WORK TO COMPLETE:
a) Answer these from the Next War: Taiwan rules excerpt, one line each:
(i) How many Ballistic Missile Points does the Chinese player start with in the Extended Buildup Scenario?
(ii) By how much does the US Readiness optional rule reduce the Efficiency Rating of U.S. combat units?
(iii) Which two new PRC air units does rule 17.4 name?
b) Please copy out a passage of the Next War: Taiwan rules excerpt word for word, starting at the words "15.5 Ballistic Missiles" and stopping after "45 Ballistic Missile Points.".

SELECTED EXCERPT:
15.5 Ballistic Missiles
When playing the Advanced Game, players are assigned a number of Ballistic Missile points. The rule limits a player to using no more than 5 ballistic missile points in a given Strike Phase. In the Extended Buildup Scenario (GSR 18.3.6) the Chinese player starts with 45 Ballistic Missile Points.
Again the CMPR has only coarse numbers for an order of battle but looking at the graphic for Fielded Conventional Strike on page 85 shows a daunting array of weapons. Some, like the DF-27 intercontinental range ballistic missile (ICBM) with both a Land Attack and Anti-Ship capability is not present in Next War: Taiwan 2nd Edition. [Admittedly, the first public acknowledgment by the U.S. government regarding the DF-27 is in the 2025 CMPR. Not including it in Next War: Taiwan 2nd Edition that went to print months ago is not be a criticism but a warning as to the rapid pace of change in adversary capabilities depicted in the game.]
17.3 US Readiness
This optional rule reduces the Efficiency Rating (ER) of U.S. combat units by one (-1) for the duration of the scenario. As the Design Note explains:
This represents US forces having concentrated on COIN (Counterinsurgency) operations to the detriment of force readiness training, or, alternatively, it represents the massive recruitment shortfall resulting in reforms and/or hollow formations lacking the required base of knowledge to perform warfighting functions efficiently.
GSR 17.3
As defined in SSR 2.3.3 a unit’s Efficiency Rating (ER) is, “The unit’s morale, training, doctrine, cohesion, and ancillary weapons systems” (SSR 2.3.3). Reducing the ER to reflect a lack of doctrine seems like a bit of a stretch. Further, given the emphasis on readiness the current Secretary of War is pushing, an argument can be made that this is not an applicable option any more.
17.4 PRC Air and Naval Power
This optional rule has many interesting (challenging? threatening?) pieces of kit such as PRC Carrier Stealth Air Units (17.4.1) or PRC Stealth Fighters (17.4.2). These new air units use the standard rules for aircraft movement and attack.

RECORD EXCERPTS:
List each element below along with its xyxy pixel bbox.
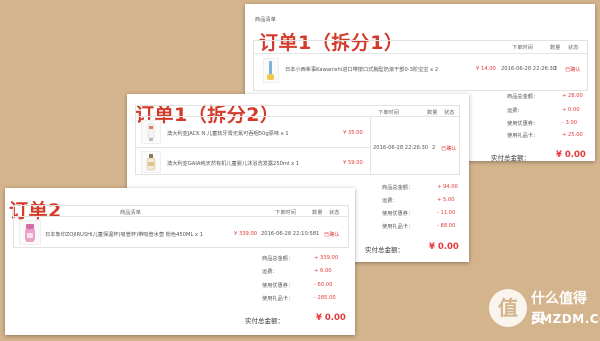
product-thumbnail[interactable] — [19, 220, 41, 245]
order-qty: 2 — [554, 66, 558, 72]
header-qty: 数量 — [427, 110, 438, 116]
summary-label: 运费： — [262, 269, 278, 275]
teether-image — [267, 61, 274, 80]
order-qty: 2 — [432, 145, 436, 151]
header-status: 状态 — [568, 45, 579, 51]
header-qty: 数量 — [550, 45, 561, 51]
summary-value: + 0.00 — [562, 107, 580, 113]
header-time: 下单时间 — [512, 45, 533, 51]
product-name[interactable]: 澳大利亚JACK N 儿童软牙膏无氟可吞咽50g原味 x 1 — [167, 130, 289, 137]
product-name[interactable]: 澳大利亚GAIA纯天然有机儿童婴儿沐浴洗发露250ml x 1 — [167, 160, 299, 167]
list-title: 商品清单 — [255, 17, 276, 23]
summary-label: 使用优惠券： — [507, 121, 539, 127]
summary-value: + 5.00 — [437, 197, 455, 203]
order-status[interactable]: 已确认 — [324, 231, 340, 238]
summary-label: 使用优惠券： — [382, 211, 414, 217]
summary-value: - 3.00 — [562, 120, 578, 126]
product-price: ¥ 339.00 — [234, 231, 258, 237]
smzdm-watermark: 值 什么值得买 SMZDM.COM — [489, 286, 600, 336]
total-label: 实付总金额： — [365, 246, 404, 254]
product-price: ¥ 35.00 — [343, 130, 363, 136]
order-time: 2016-06-28 22:10:58 — [261, 231, 317, 237]
total-value: ¥ 0.00 — [556, 150, 586, 160]
summary-value: + 94.00 — [437, 184, 458, 190]
order-time: 2016-06-28 22:26:30 — [373, 145, 429, 151]
summary-label: 运费： — [382, 198, 398, 204]
product-price: ¥ 14.00 — [476, 66, 496, 72]
total-label: 实付总金额： — [245, 317, 284, 325]
summary-value: - 285.00 — [314, 295, 336, 301]
product-name[interactable]: 日本小西希事Kawanishi进口带按口式胸型奶滚干部0-3阶宝宝 x 2 — [285, 66, 438, 73]
product-thumbnail[interactable] — [141, 151, 161, 173]
summary-value: - 11.00 — [437, 210, 456, 216]
body-wash-image — [146, 154, 156, 171]
svg-text:值: 值 — [498, 296, 518, 320]
toothpaste-image — [147, 123, 155, 141]
product-thumbnail[interactable] — [141, 120, 161, 144]
header-time: 下单时间 — [378, 110, 399, 116]
summary-label: 使用礼品卡： — [382, 224, 414, 230]
summary-label: 使用优惠券： — [262, 283, 294, 289]
summary-value: + 25.00 — [562, 132, 583, 138]
product-price: ¥ 59.00 — [343, 160, 363, 166]
total-label: 实付总金额： — [491, 154, 530, 161]
header-qty: 数量 — [312, 210, 323, 216]
order-qty: 1 — [316, 231, 320, 237]
summary-value: - 60.00 — [314, 282, 333, 288]
order-table — [13, 205, 349, 248]
header-list: 商品清单 — [120, 210, 141, 216]
order-status[interactable]: 已确认 — [565, 66, 581, 73]
summary-value: - 88.00 — [437, 223, 456, 229]
summary-value: + 339.00 — [314, 255, 339, 261]
total-value: ¥ 0.00 — [429, 242, 459, 252]
smzdm-logo-icon: 值 — [489, 289, 527, 327]
summary-value: + 28.00 — [562, 93, 583, 99]
watermark-url: SMZDM.COM — [531, 312, 600, 326]
header-status: 状态 — [329, 210, 340, 216]
order-status[interactable]: 已确认 — [441, 145, 457, 152]
summary-label: 运费： — [507, 108, 523, 114]
order-time: 2016-06-28 22:26:30 — [501, 66, 557, 72]
header-status: 状态 — [444, 110, 455, 116]
water-bottle-image — [25, 224, 35, 242]
summary-label: 商品总金额： — [382, 185, 414, 191]
summary-label: 商品总金额： — [507, 94, 539, 100]
summary-label: 使用礼品卡： — [507, 133, 539, 139]
summary-label: 商品总金额： — [262, 256, 294, 262]
summary-label: 使用礼品卡： — [262, 296, 294, 302]
header-time: 下单时间 — [275, 210, 296, 216]
product-name[interactable]: 日本象印ZOJIRUSHI儿童保温杯(吸管杯)带吸管水壶 粉色450ML x 1 — [45, 231, 203, 238]
summary-value: + 6.00 — [314, 268, 332, 274]
order-card-2: 订单2 商品清单 下单时间 数量 状态 日本象印ZOJIRUSHI儿童保温杯(吸… — [5, 188, 355, 335]
product-thumbnail[interactable] — [263, 58, 279, 83]
total-value: ¥ 0.00 — [316, 313, 346, 323]
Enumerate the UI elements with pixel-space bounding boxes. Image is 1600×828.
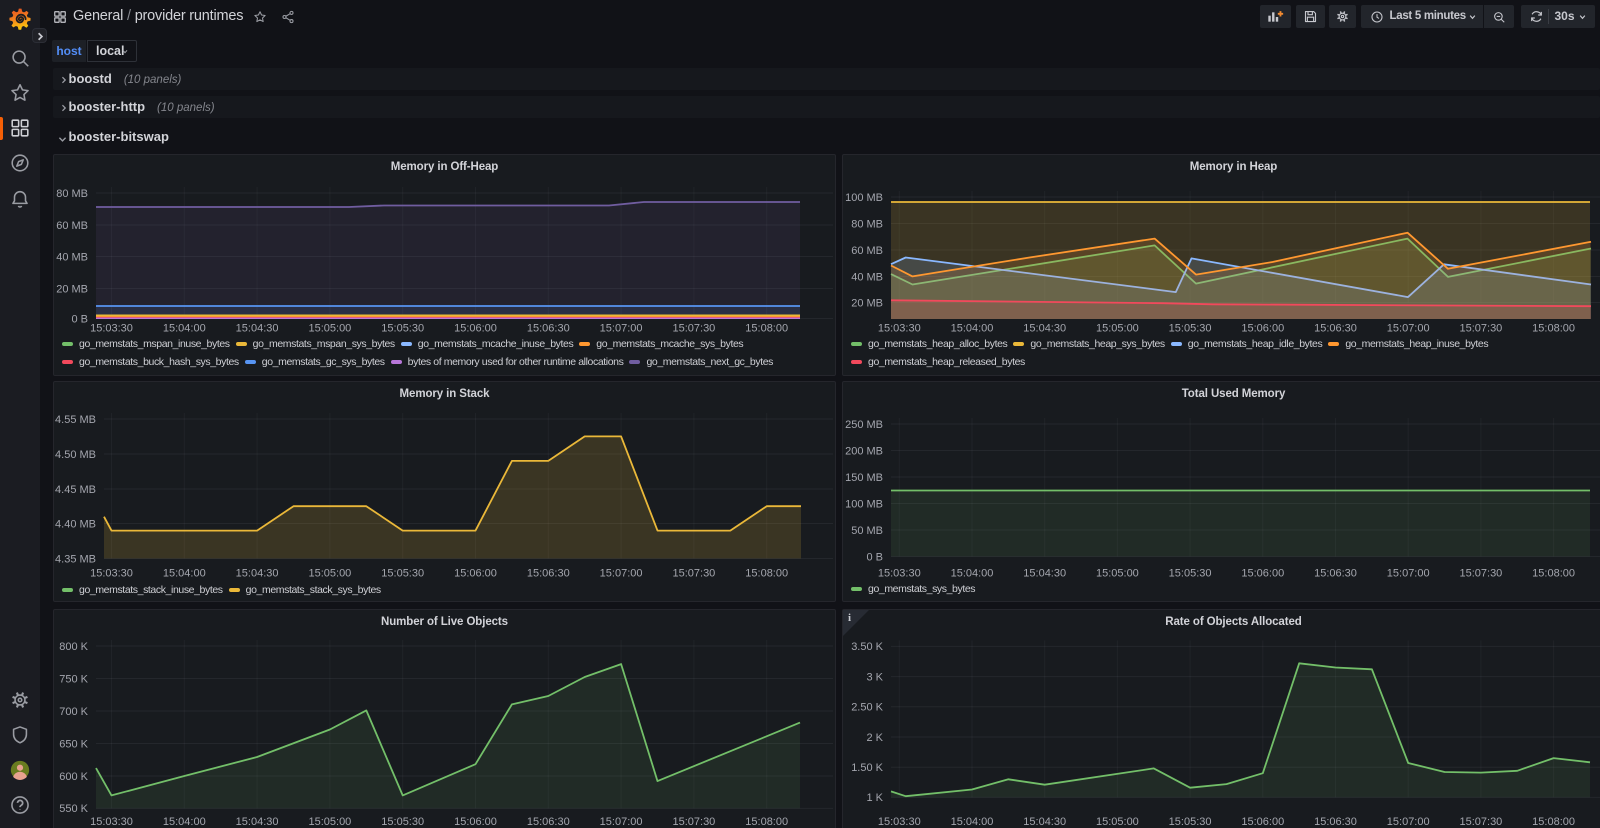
svg-text:550 K: 550 K [59, 803, 88, 815]
svg-text:15:04:00: 15:04:00 [163, 567, 206, 579]
svg-text:15:04:00: 15:04:00 [163, 323, 206, 335]
svg-text:600 K: 600 K [59, 770, 88, 782]
svg-text:15:07:00: 15:07:00 [600, 816, 643, 828]
svg-text:60 MB: 60 MB [851, 245, 883, 257]
svg-text:15:08:00: 15:08:00 [745, 323, 788, 335]
svg-text:15:05:30: 15:05:30 [381, 816, 424, 828]
svg-text:4.45 MB: 4.45 MB [55, 484, 96, 496]
svg-text:15:04:30: 15:04:30 [236, 816, 279, 828]
svg-text:650 K: 650 K [59, 738, 88, 750]
svg-text:15:04:30: 15:04:30 [1023, 816, 1066, 828]
svg-text:200 MB: 200 MB [845, 445, 883, 457]
svg-text:15:06:30: 15:06:30 [1314, 323, 1357, 335]
svg-text:15:05:00: 15:05:00 [1096, 816, 1139, 828]
svg-text:15:03:30: 15:03:30 [878, 567, 921, 579]
svg-text:15:03:30: 15:03:30 [90, 567, 133, 579]
svg-text:40 MB: 40 MB [56, 251, 88, 263]
svg-text:15:04:00: 15:04:00 [951, 567, 994, 579]
svg-text:100 MB: 100 MB [845, 192, 883, 204]
svg-text:15:08:00: 15:08:00 [745, 816, 788, 828]
svg-text:80 MB: 80 MB [851, 218, 883, 230]
svg-text:1 K: 1 K [866, 792, 883, 804]
svg-text:15:05:30: 15:05:30 [1169, 567, 1212, 579]
svg-text:4.50 MB: 4.50 MB [55, 449, 96, 461]
svg-text:15:03:30: 15:03:30 [878, 816, 921, 828]
svg-text:750 K: 750 K [59, 673, 88, 685]
svg-text:15:04:30: 15:04:30 [1023, 567, 1066, 579]
svg-text:15:07:00: 15:07:00 [1387, 567, 1430, 579]
svg-text:15:07:30: 15:07:30 [1459, 567, 1502, 579]
svg-text:40 MB: 40 MB [851, 271, 883, 283]
svg-text:0 B: 0 B [866, 551, 883, 563]
svg-text:15:04:30: 15:04:30 [236, 567, 279, 579]
svg-text:4.40 MB: 4.40 MB [55, 518, 96, 530]
svg-text:15:08:00: 15:08:00 [745, 567, 788, 579]
svg-text:15:06:00: 15:06:00 [1241, 816, 1284, 828]
svg-text:15:04:30: 15:04:30 [236, 323, 279, 335]
svg-text:15:08:00: 15:08:00 [1532, 567, 1575, 579]
svg-text:15:05:00: 15:05:00 [308, 816, 351, 828]
svg-text:20 MB: 20 MB [56, 283, 88, 295]
svg-text:2 K: 2 K [866, 731, 883, 743]
svg-text:15:06:30: 15:06:30 [1314, 567, 1357, 579]
svg-text:15:05:30: 15:05:30 [1169, 816, 1212, 828]
svg-text:0 B: 0 B [71, 313, 88, 325]
svg-text:15:06:30: 15:06:30 [527, 816, 570, 828]
svg-text:15:07:00: 15:07:00 [600, 567, 643, 579]
svg-text:15:08:00: 15:08:00 [1532, 816, 1575, 828]
svg-text:15:03:30: 15:03:30 [878, 323, 921, 335]
svg-text:15:06:00: 15:06:00 [454, 816, 497, 828]
svg-text:15:03:30: 15:03:30 [90, 816, 133, 828]
svg-text:15:07:30: 15:07:30 [1459, 323, 1502, 335]
svg-text:700 K: 700 K [59, 705, 88, 717]
svg-text:2.50 K: 2.50 K [851, 701, 883, 713]
svg-text:15:06:00: 15:06:00 [454, 567, 497, 579]
svg-text:4.35 MB: 4.35 MB [55, 553, 96, 565]
svg-text:15:06:00: 15:06:00 [454, 323, 497, 335]
svg-text:15:04:00: 15:04:00 [163, 816, 206, 828]
svg-text:15:05:00: 15:05:00 [308, 567, 351, 579]
svg-text:15:05:30: 15:05:30 [381, 567, 424, 579]
svg-text:80 MB: 80 MB [56, 188, 88, 200]
svg-text:15:07:00: 15:07:00 [1387, 323, 1430, 335]
svg-text:15:06:30: 15:06:30 [527, 567, 570, 579]
svg-text:15:07:30: 15:07:30 [1459, 816, 1502, 828]
svg-text:15:05:00: 15:05:00 [1096, 323, 1139, 335]
svg-text:1.50 K: 1.50 K [851, 762, 883, 774]
svg-text:15:05:00: 15:05:00 [1096, 567, 1139, 579]
svg-text:15:06:00: 15:06:00 [1241, 323, 1284, 335]
svg-text:150 MB: 150 MB [845, 472, 883, 484]
svg-text:15:08:00: 15:08:00 [1532, 323, 1575, 335]
svg-text:100 MB: 100 MB [845, 498, 883, 510]
svg-text:15:07:00: 15:07:00 [600, 323, 643, 335]
svg-text:15:05:00: 15:05:00 [308, 323, 351, 335]
svg-text:15:07:30: 15:07:30 [672, 567, 715, 579]
svg-text:15:06:00: 15:06:00 [1241, 567, 1284, 579]
svg-text:20 MB: 20 MB [851, 297, 883, 309]
svg-text:15:07:30: 15:07:30 [672, 816, 715, 828]
svg-text:15:04:00: 15:04:00 [951, 323, 994, 335]
svg-text:15:05:30: 15:05:30 [1169, 323, 1212, 335]
svg-text:3 K: 3 K [866, 671, 883, 683]
svg-text:3.50 K: 3.50 K [851, 641, 883, 653]
svg-text:15:03:30: 15:03:30 [90, 323, 133, 335]
svg-text:15:05:30: 15:05:30 [381, 323, 424, 335]
svg-text:50 MB: 50 MB [851, 525, 883, 537]
svg-text:250 MB: 250 MB [845, 419, 883, 431]
svg-text:15:04:00: 15:04:00 [951, 816, 994, 828]
svg-text:15:07:30: 15:07:30 [672, 323, 715, 335]
svg-text:15:06:30: 15:06:30 [1314, 816, 1357, 828]
svg-text:15:04:30: 15:04:30 [1023, 323, 1066, 335]
svg-text:15:07:00: 15:07:00 [1387, 816, 1430, 828]
svg-text:60 MB: 60 MB [56, 220, 88, 232]
svg-text:15:06:30: 15:06:30 [527, 323, 570, 335]
svg-text:800 K: 800 K [59, 640, 88, 652]
svg-text:4.55 MB: 4.55 MB [55, 414, 96, 426]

COMPLETE ANSWERS:
a)
(i) 45 Ballistic Missile Points.
(ii) By one (-1), for the duration of the scenario.
(iii) PRC Carrier Stealth Air Units and PRC Stealth Fighters.

b)
15.5 Ballistic Missiles
When playing the Advanced Game, players are assigned a number of Ballistic Missile points. The rule limits a player to using no more than 5 ballistic missile points in a given Strike Phase. In the Extended Buildup Scenario (GSR 18.3.6) the Chinese player starts with 45 Ballistic Missile Points.